··· Record list

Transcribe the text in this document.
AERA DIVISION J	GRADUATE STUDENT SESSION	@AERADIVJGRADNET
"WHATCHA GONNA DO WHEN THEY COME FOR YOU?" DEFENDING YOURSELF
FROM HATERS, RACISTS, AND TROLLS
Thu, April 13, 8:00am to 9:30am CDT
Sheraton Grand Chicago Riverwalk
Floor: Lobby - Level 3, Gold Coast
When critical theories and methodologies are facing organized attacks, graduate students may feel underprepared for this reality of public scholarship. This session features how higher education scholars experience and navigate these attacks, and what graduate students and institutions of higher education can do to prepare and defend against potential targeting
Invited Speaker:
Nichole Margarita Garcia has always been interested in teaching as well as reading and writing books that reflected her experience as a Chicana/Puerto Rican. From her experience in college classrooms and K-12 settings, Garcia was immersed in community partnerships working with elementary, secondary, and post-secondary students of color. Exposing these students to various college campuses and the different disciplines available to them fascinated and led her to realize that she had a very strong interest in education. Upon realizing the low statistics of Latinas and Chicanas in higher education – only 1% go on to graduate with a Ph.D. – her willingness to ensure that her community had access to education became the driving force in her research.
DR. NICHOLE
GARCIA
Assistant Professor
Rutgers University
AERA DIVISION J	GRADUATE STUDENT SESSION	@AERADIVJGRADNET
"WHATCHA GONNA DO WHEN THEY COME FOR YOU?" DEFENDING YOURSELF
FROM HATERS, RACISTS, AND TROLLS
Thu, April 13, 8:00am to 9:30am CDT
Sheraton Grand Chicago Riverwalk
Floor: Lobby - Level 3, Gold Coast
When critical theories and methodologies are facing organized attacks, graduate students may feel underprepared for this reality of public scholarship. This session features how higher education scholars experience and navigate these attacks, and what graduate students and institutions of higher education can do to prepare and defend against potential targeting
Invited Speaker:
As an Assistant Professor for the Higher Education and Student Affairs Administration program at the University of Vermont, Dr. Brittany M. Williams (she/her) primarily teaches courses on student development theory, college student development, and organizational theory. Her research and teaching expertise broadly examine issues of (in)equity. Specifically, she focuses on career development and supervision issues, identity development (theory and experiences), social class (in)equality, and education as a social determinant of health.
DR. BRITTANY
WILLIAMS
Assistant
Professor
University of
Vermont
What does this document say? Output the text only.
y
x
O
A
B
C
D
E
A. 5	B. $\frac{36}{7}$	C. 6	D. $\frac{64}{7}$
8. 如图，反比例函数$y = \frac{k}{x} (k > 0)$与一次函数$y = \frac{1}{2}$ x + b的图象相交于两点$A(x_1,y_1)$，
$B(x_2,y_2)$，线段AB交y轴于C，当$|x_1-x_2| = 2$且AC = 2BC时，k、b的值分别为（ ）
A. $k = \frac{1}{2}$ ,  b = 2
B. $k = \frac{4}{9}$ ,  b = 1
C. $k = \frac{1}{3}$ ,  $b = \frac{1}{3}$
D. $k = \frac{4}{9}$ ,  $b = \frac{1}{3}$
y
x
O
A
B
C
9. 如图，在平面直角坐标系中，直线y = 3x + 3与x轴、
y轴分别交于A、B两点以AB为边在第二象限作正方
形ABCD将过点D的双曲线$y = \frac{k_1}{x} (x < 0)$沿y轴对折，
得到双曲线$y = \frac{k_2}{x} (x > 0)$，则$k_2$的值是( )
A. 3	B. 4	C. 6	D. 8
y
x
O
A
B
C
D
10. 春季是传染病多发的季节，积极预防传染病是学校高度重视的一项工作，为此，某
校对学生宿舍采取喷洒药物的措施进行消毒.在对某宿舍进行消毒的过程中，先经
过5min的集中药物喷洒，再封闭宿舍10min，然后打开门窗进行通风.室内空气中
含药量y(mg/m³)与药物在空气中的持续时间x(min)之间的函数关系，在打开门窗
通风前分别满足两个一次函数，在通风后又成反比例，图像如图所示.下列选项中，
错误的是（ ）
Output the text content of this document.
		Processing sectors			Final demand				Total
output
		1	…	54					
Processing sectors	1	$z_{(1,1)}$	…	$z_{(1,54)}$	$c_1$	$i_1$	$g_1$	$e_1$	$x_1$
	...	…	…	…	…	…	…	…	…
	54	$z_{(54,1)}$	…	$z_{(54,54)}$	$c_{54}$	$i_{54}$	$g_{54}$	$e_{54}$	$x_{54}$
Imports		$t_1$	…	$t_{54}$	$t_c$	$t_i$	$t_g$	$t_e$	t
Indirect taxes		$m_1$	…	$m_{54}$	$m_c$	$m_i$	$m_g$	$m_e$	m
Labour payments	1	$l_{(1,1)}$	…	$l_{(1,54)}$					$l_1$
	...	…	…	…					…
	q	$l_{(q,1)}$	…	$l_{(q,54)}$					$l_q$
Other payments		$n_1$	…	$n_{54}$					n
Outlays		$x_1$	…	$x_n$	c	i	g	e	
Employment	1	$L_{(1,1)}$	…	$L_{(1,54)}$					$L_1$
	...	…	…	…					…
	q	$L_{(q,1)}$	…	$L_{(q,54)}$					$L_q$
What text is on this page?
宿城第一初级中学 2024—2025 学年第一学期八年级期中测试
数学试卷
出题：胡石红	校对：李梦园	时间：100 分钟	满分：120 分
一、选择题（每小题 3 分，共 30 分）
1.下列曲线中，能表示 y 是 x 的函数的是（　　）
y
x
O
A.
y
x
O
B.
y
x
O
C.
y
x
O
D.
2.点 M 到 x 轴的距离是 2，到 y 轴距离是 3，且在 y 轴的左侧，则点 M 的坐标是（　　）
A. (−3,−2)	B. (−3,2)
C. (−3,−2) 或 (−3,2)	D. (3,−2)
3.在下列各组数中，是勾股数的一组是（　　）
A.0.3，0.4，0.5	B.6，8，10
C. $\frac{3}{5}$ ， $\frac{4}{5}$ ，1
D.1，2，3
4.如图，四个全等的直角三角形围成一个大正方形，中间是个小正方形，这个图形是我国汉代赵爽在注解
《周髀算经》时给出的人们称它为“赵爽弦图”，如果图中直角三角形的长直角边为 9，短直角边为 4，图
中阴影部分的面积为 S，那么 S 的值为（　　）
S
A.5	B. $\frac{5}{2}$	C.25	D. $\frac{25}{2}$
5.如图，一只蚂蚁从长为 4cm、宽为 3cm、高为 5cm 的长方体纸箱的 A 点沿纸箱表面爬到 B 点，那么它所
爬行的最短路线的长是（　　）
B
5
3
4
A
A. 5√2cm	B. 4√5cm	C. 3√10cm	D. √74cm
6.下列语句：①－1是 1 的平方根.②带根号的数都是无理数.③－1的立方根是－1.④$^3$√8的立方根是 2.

······

Make an exact copy of the material above.

Transcribe the text in this document.
AERA DIVISION J	GRADUATE STUDENT SESSION	@AERADIVJGRADNET
"WHATCHA GONNA DO WHEN THEY COME FOR YOU?" DEFENDING YOURSELF
FROM HATERS, RACISTS, AND TROLLS
Thu, April 13, 8:00am to 9:30am CDT
Sheraton Grand Chicago Riverwalk
Floor: Lobby - Level 3, Gold Coast
When critical theories and methodologies are facing organized attacks, graduate students may feel underprepared for this reality of public scholarship. This session features how higher education scholars experience and navigate these attacks, and what graduate students and institutions of higher education can do to prepare and defend against potential targeting
Invited Speaker:
Nichole Margarita Garcia has always been interested in teaching as well as reading and writing books that reflected her experience as a Chicana/Puerto Rican. From her experience in college classrooms and K-12 settings, Garcia was immersed in community partnerships working with elementary, secondary, and post-secondary students of color. Exposing these students to various college campuses and the different disciplines available to them fascinated and led her to realize that she had a very strong interest in education. Upon realizing the low statistics of Latinas and Chicanas in higher education – only 1% go on to graduate with a Ph.D. – her willingness to ensure that her community had access to education became the driving force in her research.
DR. NICHOLE
GARCIA
Assistant Professor
Rutgers University
AERA DIVISION J	GRADUATE STUDENT SESSION	@AERADIVJGRADNET
"WHATCHA GONNA DO WHEN THEY COME FOR YOU?" DEFENDING YOURSELF
FROM HATERS, RACISTS, AND TROLLS
Thu, April 13, 8:00am to 9:30am CDT
Sheraton Grand Chicago Riverwalk
Floor: Lobby - Level 3, Gold Coast
When critical theories and methodologies are facing organized attacks, graduate students may feel underprepared for this reality of public scholarship. This session features how higher education scholars experience and navigate these attacks, and what graduate students and institutions of higher education can do to prepare and defend against potential targeting
Invited Speaker:
As an Assistant Professor for the Higher Education and Student Affairs Administration program at the University of Vermont, Dr. Brittany M. Williams (she/her) primarily teaches courses on student development theory, college student development, and organizational theory. Her research and teaching expertise broadly examine issues of (in)equity. Specifically, she focuses on career development and supervision issues, identity development (theory and experiences), social class (in)equality, and education as a social determinant of health.
DR. BRITTANY
WILLIAMS
Assistant
Professor
University of
Vermont
What does this document say? Output the text only.
y
x
O
A
B
C
D
E
A. 5	B. $\frac{36}{7}$	C. 6	D. $\frac{64}{7}$
8. 如图，反比例函数$y = \frac{k}{x} (k > 0)$与一次函数$y = \frac{1}{2}$ x + b的图象相交于两点$A(x_1,y_1)$，
$B(x_2,y_2)$，线段AB交y轴于C，当$|x_1-x_2| = 2$且AC = 2BC时，k、b的值分别为（ ）
A. $k = \frac{1}{2}$ ,  b = 2
B. $k = \frac{4}{9}$ ,  b = 1
C. $k = \frac{1}{3}$ ,  $b = \frac{1}{3}$
D. $k = \frac{4}{9}$ ,  $b = \frac{1}{3}$
y
x
O
A
B
C
9. 如图，在平面直角坐标系中，直线y = 3x + 3与x轴、
y轴分别交于A、B两点以AB为边在第二象限作正方
形ABCD将过点D的双曲线$y = \frac{k_1}{x} (x < 0)$沿y轴对折，
得到双曲线$y = \frac{k_2}{x} (x > 0)$，则$k_2$的值是( )
A. 3	B. 4	C. 6	D. 8
y
x
O
A
B
C
D
10. 春季是传染病多发的季节，积极预防传染病是学校高度重视的一项工作，为此，某
校对学生宿舍采取喷洒药物的措施进行消毒.在对某宿舍进行消毒的过程中，先经
过5min的集中药物喷洒，再封闭宿舍10min，然后打开门窗进行通风.室内空气中
含药量y(mg/m³)与药物在空气中的持续时间x(min)之间的函数关系，在打开门窗
通风前分别满足两个一次函数，在通风后又成反比例，图像如图所示.下列选项中，
错误的是（ ）
Output the text content of this document.
		Processing sectors			Final demand				Total
output
		1	…	54					
Processing sectors	1	$z_{(1,1)}$	…	$z_{(1,54)}$	$c_1$	$i_1$	$g_1$	$e_1$	$x_1$
	...	…	…	…	…	…	…	…	…
	54	$z_{(54,1)}$	…	$z_{(54,54)}$	$c_{54}$	$i_{54}$	$g_{54}$	$e_{54}$	$x_{54}$
Imports		$t_1$	…	$t_{54}$	$t_c$	$t_i$	$t_g$	$t_e$	t
Indirect taxes		$m_1$	…	$m_{54}$	$m_c$	$m_i$	$m_g$	$m_e$	m
Labour payments	1	$l_{(1,1)}$	…	$l_{(1,54)}$					$l_1$
	...	…	…	…					…
	q	$l_{(q,1)}$	…	$l_{(q,54)}$					$l_q$
Other payments		$n_1$	…	$n_{54}$					n
Outlays		$x_1$	…	$x_n$	c	i	g	e	
Employment	1	$L_{(1,1)}$	…	$L_{(1,54)}$					$L_1$
	...	…	…	…					…
	q	$L_{(q,1)}$	…	$L_{(q,54)}$					$L_q$
What text is on this page?
宿城第一初级中学 2024—2025 学年第一学期八年级期中测试
数学试卷
出题：胡石红	校对：李梦园	时间：100 分钟	满分：120 分
一、选择题（每小题 3 分，共 30 分）
1.下列曲线中，能表示 y 是 x 的函数的是（　　）
y
x
O
A.
y
x
O
B.
y
x
O
C.
y
x
O
D.
2.点 M 到 x 轴的距离是 2，到 y 轴距离是 3，且在 y 轴的左侧，则点 M 的坐标是（　　）
A. (−3,−2)	B. (−3,2)
C. (−3,−2) 或 (−3,2)	D. (3,−2)
3.在下列各组数中，是勾股数的一组是（　　）
A.0.3，0.4，0.5	B.6，8，10
C. $\frac{3}{5}$ ， $\frac{4}{5}$ ，1
D.1，2，3
4.如图，四个全等的直角三角形围成一个大正方形，中间是个小正方形，这个图形是我国汉代赵爽在注解
《周髀算经》时给出的人们称它为“赵爽弦图”，如果图中直角三角形的长直角边为 9，短直角边为 4，图
中阴影部分的面积为 S，那么 S 的值为（　　）
S
A.5	B. $\frac{5}{2}$	C.25	D. $\frac{25}{2}$
5.如图，一只蚂蚁从长为 4cm、宽为 3cm、高为 5cm 的长方体纸箱的 A 点沿纸箱表面爬到 B 点，那么它所
爬行的最短路线的长是（　　）
B
5
3
4
A
A. 5√2cm	B. 4√5cm	C. 3√10cm	D. √74cm
6.下列语句：①－1是 1 的平方根.②带根号的数都是无理数.③－1的立方根是－1.④$^3$√8的立方根是 2.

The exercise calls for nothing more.